▶ Material provided:
+ + + + + + +

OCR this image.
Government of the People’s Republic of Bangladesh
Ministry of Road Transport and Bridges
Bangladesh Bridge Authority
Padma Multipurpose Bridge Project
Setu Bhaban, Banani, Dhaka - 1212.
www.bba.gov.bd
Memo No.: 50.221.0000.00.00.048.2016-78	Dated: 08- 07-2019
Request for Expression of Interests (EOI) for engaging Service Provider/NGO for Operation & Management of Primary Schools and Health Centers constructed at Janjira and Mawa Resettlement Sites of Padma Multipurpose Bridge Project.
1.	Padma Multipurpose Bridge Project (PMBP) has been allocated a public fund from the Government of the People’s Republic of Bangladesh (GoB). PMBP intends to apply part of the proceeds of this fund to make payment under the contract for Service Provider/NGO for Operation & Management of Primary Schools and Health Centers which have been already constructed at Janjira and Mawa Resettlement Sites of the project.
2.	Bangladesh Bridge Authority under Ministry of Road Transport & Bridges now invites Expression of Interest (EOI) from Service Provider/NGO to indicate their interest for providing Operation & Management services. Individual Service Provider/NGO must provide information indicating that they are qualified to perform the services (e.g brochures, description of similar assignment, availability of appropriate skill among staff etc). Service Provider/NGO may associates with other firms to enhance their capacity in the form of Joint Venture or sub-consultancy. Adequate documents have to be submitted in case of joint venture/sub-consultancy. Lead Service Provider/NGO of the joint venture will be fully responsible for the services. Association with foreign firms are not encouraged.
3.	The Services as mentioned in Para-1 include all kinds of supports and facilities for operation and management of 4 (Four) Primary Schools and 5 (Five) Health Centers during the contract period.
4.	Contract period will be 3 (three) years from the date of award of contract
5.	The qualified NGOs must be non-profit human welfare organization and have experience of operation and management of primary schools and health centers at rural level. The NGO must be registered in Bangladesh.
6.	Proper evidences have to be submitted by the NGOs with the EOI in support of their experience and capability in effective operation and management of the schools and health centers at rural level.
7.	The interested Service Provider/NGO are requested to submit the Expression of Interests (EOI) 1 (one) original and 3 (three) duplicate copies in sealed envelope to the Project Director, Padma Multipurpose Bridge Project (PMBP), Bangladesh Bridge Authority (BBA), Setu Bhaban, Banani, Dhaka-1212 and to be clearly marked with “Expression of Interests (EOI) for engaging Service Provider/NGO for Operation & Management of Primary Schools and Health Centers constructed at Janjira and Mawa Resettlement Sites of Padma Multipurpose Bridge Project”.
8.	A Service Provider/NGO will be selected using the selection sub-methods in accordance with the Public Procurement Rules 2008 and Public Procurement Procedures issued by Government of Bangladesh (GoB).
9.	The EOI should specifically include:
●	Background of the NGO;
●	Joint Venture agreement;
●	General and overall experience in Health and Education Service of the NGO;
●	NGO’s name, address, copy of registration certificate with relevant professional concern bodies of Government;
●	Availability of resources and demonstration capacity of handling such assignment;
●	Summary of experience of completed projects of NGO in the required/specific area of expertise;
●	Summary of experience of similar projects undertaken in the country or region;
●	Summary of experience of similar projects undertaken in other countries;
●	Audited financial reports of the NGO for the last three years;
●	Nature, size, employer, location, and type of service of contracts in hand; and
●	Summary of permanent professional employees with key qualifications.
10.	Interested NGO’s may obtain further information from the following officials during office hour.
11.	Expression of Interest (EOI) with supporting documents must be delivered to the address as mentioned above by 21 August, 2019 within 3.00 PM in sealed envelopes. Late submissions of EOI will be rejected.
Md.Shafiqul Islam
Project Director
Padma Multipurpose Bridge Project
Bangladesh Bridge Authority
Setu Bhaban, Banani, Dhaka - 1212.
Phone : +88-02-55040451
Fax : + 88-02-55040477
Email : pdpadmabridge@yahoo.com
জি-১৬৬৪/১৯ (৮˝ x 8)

+ + + + + + +

▶ Task prompt:
Go through the entries above and pull out each line with "include" in it.

▶ Answer to the problem:
3.	The Services as mentioned in Para-1 include all kinds of supports and facilities for operation and management of 4 (Four) Primary Schools and 5 (Five) Health Centers during the contract period.
9.	The EOI should specifically include:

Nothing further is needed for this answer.